[WORK TO BE COMPLETED] Copy everything in the listing below word for word, apart from any images.

[Collected data entries]
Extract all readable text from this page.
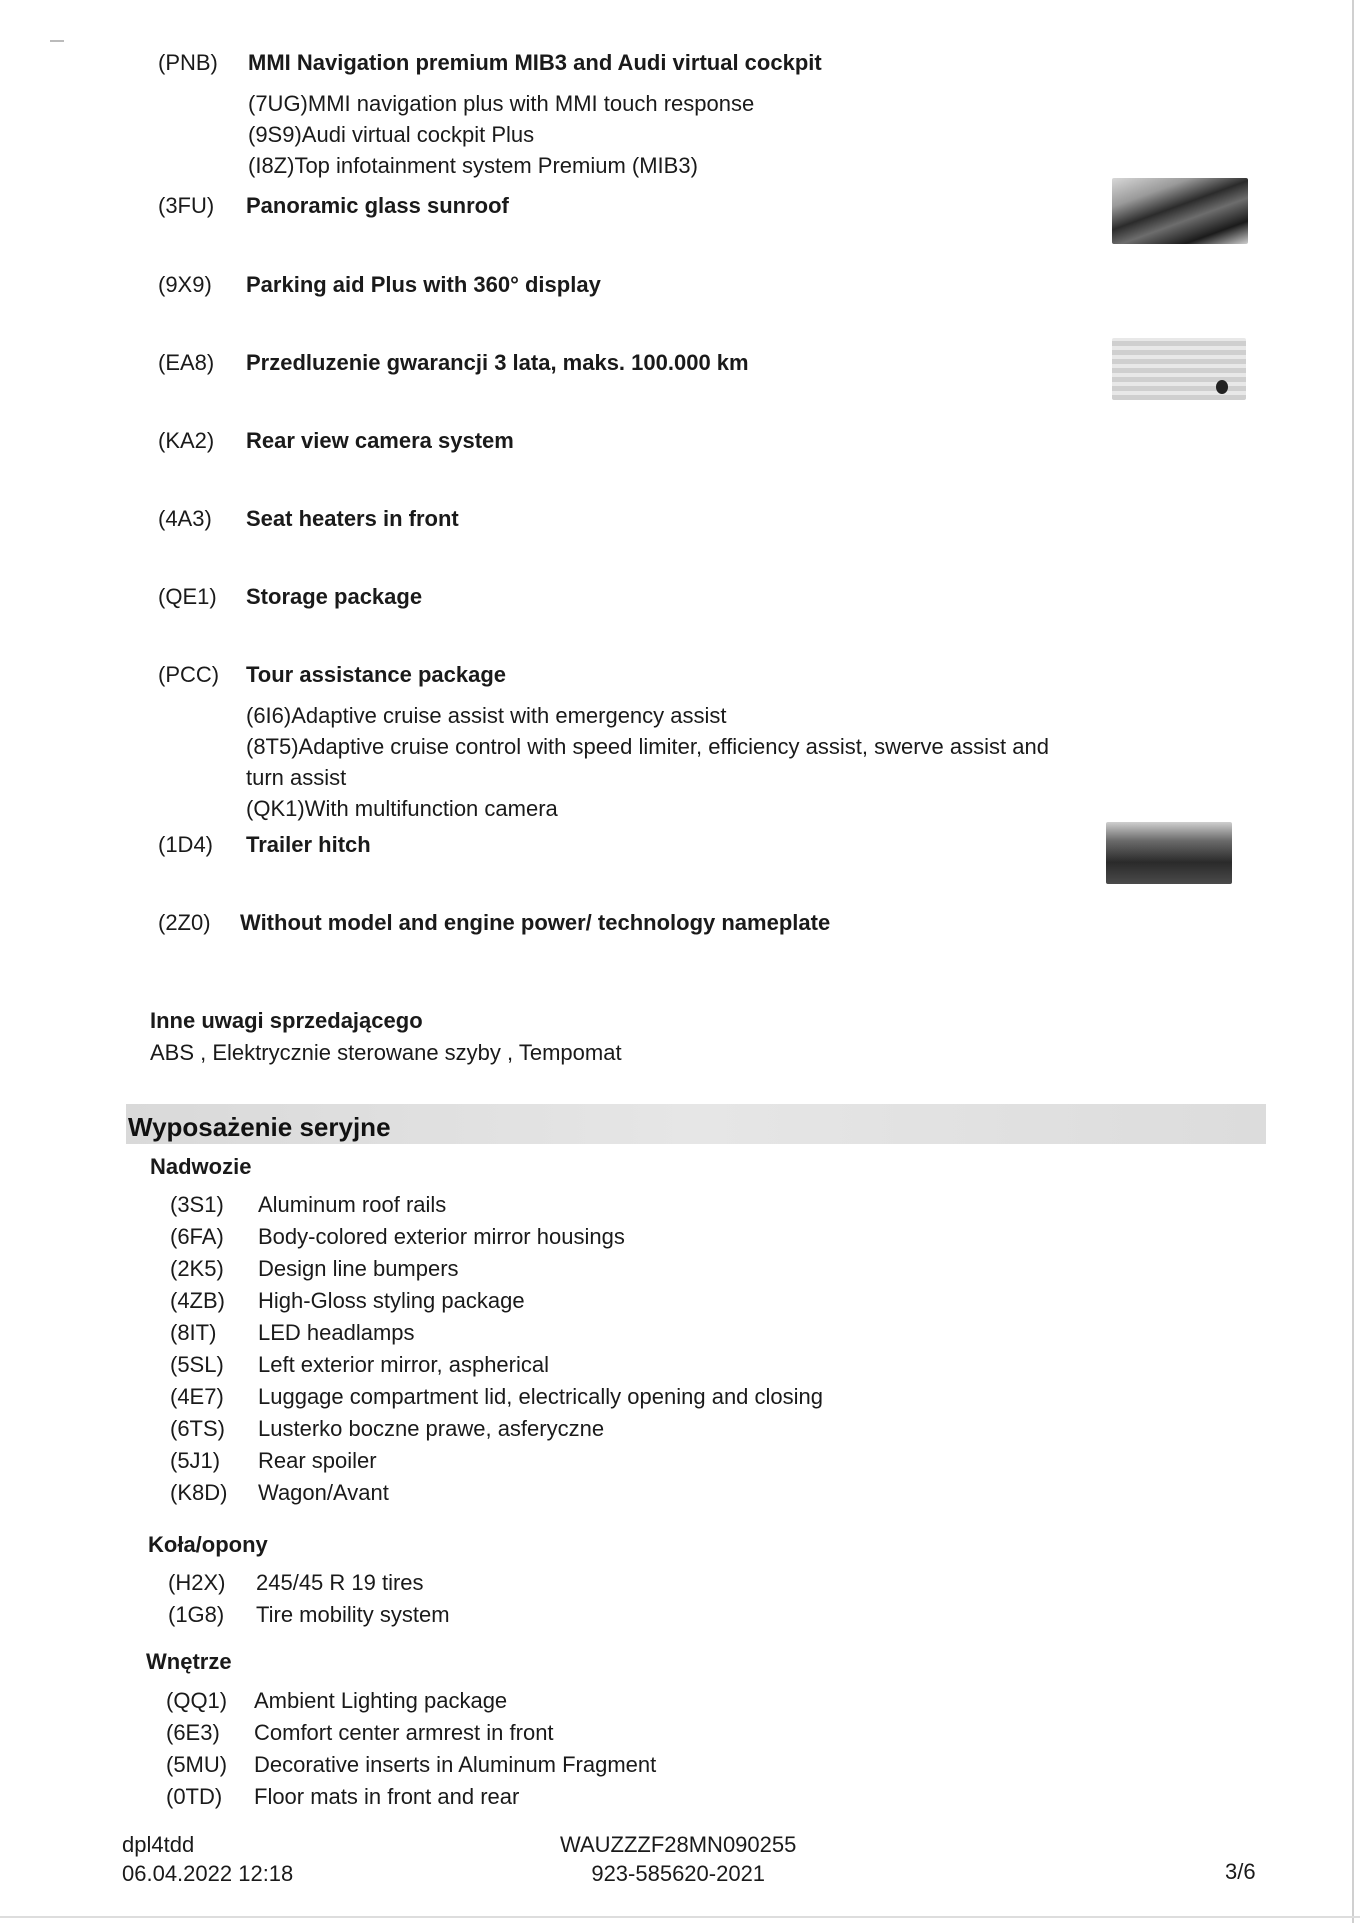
(PNB) MMI Navigation premium MIB3 and Audi virtual cockpit
(7UG)MMI navigation plus with MMI touch response
(9S9)Audi virtual cockpit Plus
(I8Z)Top infotainment system Premium (MIB3)
(3FU) Panoramic glass sunroof
(9X9) Parking aid Plus with 360° display
(EA8) Przedluzenie gwarancji 3 lata, maks. 100.000 km
(KA2) Rear view camera system
(4A3) Seat heaters in front
(QE1) Storage package
(PCC) Tour assistance package
(6I6)Adaptive cruise assist with emergency assist
(8T5)Adaptive cruise control with speed limiter, efficiency assist, swerve assist and turn assist
(QK1)With multifunction camera
(1D4) Trailer hitch
(2Z0) Without model and engine power/ technology nameplate
Inne uwagi sprzedającego
ABS , Elektrycznie sterowane szyby , Tempomat
Wyposażenie seryjne
Nadwozie
(3S1) Aluminum roof rails
(6FA) Body-colored exterior mirror housings
(2K5) Design line bumpers
(4ZB) High-Gloss styling package
(8IT) LED headlamps
(5SL) Left exterior mirror, aspherical
(4E7) Luggage compartment lid, electrically opening and closing
(6TS) Lusterko boczne prawe, asferyczne
(5J1) Rear spoiler
(K8D) Wagon/Avant
Koła/opony
(H2X) 245/45 R 19 tires
(1G8) Tire mobility system
Wnętrze
(QQ1) Ambient Lighting package
(6E3) Comfort center armrest in front
(5MU) Decorative inserts in Aluminum Fragment
(0TD) Floor mats in front and rear
dpl4tdd
06.04.2022 12:18
WAUZZZF28MN090255
923-585620-2021	3/6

[THE OUTPUT]
Extract all readable text from this page.
(PNB) MMI Navigation premium MIB3 and Audi virtual cockpit
(7UG)MMI navigation plus with MMI touch response
(9S9)Audi virtual cockpit Plus
(I8Z)Top infotainment system Premium (MIB3)
(3FU) Panoramic glass sunroof
(9X9) Parking aid Plus with 360° display
(EA8) Przedluzenie gwarancji 3 lata, maks. 100.000 km
(KA2) Rear view camera system
(4A3) Seat heaters in front
(QE1) Storage package
(PCC) Tour assistance package
(6I6)Adaptive cruise assist with emergency assist
(8T5)Adaptive cruise control with speed limiter, efficiency assist, swerve assist and turn assist
(QK1)With multifunction camera
(1D4) Trailer hitch
(2Z0) Without model and engine power/ technology nameplate
Inne uwagi sprzedającego
ABS , Elektrycznie sterowane szyby , Tempomat
Wyposażenie seryjne
Nadwozie
(3S1) Aluminum roof rails
(6FA) Body-colored exterior mirror housings
(2K5) Design line bumpers
(4ZB) High-Gloss styling package
(8IT) LED headlamps
(5SL) Left exterior mirror, aspherical
(4E7) Luggage compartment lid, electrically opening and closing
(6TS) Lusterko boczne prawe, asferyczne
(5J1) Rear spoiler
(K8D) Wagon/Avant
Koła/opony
(H2X) 245/45 R 19 tires
(1G8) Tire mobility system
Wnętrze
(QQ1) Ambient Lighting package
(6E3) Comfort center armrest in front
(5MU) Decorative inserts in Aluminum Fragment
(0TD) Floor mats in front and rear
dpl4tdd
06.04.2022 12:18
WAUZZZF28MN090255
923-585620-2021	3/6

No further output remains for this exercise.